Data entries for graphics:

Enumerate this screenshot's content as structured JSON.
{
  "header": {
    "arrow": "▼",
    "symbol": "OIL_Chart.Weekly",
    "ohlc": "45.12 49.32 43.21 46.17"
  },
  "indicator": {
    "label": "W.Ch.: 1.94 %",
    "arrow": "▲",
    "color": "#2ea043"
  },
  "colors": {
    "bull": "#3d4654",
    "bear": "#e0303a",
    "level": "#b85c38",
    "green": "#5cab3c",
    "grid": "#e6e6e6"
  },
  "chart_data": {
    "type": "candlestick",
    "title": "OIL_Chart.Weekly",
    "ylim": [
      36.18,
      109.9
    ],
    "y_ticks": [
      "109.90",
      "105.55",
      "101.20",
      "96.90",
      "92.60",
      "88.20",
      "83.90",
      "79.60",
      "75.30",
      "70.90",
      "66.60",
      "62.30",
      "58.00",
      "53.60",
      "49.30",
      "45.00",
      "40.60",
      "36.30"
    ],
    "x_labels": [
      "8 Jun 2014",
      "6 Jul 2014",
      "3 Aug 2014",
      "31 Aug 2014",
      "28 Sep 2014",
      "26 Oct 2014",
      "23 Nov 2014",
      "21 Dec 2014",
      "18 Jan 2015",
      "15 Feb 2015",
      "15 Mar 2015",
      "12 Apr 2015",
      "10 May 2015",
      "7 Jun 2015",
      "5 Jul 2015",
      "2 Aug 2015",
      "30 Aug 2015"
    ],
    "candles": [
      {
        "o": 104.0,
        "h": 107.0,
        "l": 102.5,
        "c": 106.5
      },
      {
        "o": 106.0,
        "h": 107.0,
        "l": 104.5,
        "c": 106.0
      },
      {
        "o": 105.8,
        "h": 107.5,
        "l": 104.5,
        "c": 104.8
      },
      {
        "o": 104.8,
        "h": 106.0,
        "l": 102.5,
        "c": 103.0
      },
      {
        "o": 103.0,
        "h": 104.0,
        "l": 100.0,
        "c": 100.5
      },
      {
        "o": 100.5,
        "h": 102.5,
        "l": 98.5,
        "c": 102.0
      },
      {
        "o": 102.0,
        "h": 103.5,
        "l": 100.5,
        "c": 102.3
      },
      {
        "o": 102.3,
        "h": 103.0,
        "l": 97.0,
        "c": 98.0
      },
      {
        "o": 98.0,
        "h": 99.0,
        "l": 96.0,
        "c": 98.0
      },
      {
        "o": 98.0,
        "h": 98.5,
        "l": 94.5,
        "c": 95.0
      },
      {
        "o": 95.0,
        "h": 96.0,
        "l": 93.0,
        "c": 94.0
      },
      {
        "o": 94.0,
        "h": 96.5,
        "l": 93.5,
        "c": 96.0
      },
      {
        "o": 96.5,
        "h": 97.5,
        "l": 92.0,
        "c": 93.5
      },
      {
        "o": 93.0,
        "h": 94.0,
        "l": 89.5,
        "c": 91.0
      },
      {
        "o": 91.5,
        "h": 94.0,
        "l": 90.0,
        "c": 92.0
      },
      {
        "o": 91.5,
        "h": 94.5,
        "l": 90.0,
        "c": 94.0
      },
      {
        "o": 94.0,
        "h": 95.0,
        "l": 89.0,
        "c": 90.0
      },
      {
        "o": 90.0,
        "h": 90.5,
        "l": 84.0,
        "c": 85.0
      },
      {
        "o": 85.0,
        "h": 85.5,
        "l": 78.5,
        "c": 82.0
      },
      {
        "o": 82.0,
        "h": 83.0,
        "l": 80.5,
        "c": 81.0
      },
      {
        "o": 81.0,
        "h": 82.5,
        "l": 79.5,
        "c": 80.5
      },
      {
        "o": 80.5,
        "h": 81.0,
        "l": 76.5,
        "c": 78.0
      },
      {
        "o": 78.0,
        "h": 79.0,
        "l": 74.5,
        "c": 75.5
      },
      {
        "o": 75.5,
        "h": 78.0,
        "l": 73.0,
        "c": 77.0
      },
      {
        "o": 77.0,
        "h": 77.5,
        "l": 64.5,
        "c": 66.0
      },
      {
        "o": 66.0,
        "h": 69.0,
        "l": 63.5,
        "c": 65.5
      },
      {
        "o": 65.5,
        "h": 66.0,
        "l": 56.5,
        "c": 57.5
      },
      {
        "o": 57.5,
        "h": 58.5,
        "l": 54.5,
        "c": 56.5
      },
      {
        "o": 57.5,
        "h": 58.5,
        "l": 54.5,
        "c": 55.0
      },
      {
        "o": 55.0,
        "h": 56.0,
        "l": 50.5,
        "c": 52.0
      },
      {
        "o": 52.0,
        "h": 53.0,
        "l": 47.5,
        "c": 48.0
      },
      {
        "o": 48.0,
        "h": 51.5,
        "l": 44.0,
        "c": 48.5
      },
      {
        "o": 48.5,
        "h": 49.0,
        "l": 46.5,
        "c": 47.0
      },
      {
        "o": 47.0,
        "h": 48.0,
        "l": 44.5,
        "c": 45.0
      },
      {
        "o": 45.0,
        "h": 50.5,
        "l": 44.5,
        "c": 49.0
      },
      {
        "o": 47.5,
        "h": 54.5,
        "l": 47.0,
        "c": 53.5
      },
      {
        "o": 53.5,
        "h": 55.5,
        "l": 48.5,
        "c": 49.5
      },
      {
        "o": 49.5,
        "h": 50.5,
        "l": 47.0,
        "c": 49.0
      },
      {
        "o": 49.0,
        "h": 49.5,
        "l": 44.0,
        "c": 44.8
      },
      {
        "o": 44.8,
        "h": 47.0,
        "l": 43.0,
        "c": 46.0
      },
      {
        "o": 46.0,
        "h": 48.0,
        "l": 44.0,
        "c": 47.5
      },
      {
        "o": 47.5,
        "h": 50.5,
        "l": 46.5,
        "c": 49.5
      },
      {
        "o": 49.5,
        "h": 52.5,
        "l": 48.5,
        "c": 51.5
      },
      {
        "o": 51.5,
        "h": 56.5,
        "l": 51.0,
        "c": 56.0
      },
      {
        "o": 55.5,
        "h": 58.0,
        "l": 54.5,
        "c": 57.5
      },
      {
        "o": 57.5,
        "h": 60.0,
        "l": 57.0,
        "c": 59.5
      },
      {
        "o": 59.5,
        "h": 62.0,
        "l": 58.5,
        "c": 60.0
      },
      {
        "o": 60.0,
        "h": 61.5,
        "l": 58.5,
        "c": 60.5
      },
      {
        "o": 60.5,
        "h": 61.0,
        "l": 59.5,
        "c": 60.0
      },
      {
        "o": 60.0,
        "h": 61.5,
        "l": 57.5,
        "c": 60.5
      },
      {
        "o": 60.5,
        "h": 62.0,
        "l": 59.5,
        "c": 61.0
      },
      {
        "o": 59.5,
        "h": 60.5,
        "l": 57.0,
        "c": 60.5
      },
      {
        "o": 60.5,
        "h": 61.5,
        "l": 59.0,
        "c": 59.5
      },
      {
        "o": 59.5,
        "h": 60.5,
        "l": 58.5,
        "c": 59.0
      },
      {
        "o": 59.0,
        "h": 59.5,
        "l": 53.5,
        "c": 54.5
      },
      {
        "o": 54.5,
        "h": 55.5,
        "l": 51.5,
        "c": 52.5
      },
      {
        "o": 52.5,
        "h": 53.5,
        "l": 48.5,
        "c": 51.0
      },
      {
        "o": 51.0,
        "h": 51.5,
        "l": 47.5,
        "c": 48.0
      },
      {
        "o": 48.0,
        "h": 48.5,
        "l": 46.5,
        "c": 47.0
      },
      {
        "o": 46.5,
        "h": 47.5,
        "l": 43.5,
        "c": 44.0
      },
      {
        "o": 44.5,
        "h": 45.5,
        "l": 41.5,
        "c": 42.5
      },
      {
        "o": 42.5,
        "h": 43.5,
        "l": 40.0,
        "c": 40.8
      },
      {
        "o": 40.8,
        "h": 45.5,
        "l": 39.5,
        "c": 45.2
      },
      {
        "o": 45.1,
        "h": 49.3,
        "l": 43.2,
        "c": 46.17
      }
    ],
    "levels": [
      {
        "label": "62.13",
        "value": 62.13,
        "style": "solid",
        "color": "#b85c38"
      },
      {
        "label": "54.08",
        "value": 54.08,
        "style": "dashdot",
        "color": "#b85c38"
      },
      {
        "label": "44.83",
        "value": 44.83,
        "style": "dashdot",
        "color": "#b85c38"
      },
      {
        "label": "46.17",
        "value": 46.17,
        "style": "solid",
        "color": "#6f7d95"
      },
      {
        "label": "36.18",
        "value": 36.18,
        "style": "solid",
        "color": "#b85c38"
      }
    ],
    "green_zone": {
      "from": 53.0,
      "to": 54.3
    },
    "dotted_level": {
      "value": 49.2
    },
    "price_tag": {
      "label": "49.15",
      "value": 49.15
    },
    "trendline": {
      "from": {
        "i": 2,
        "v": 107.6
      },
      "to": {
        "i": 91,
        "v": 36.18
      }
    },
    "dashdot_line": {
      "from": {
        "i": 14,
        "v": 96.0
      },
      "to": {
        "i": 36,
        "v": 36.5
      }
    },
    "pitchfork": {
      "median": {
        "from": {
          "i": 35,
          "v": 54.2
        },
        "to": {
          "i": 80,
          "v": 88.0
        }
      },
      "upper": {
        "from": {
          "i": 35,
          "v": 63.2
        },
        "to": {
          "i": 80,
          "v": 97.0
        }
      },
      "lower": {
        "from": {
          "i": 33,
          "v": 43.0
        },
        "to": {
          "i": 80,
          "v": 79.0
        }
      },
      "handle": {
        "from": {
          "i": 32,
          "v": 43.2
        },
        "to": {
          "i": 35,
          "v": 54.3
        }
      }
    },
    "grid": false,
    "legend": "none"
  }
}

Requirement => Check all the records above and select each line where the string "Weekly" is found.

Complete response =>
    "symbol": "OIL_Chart.Weekly",
    "title": "OIL_Chart.Weekly",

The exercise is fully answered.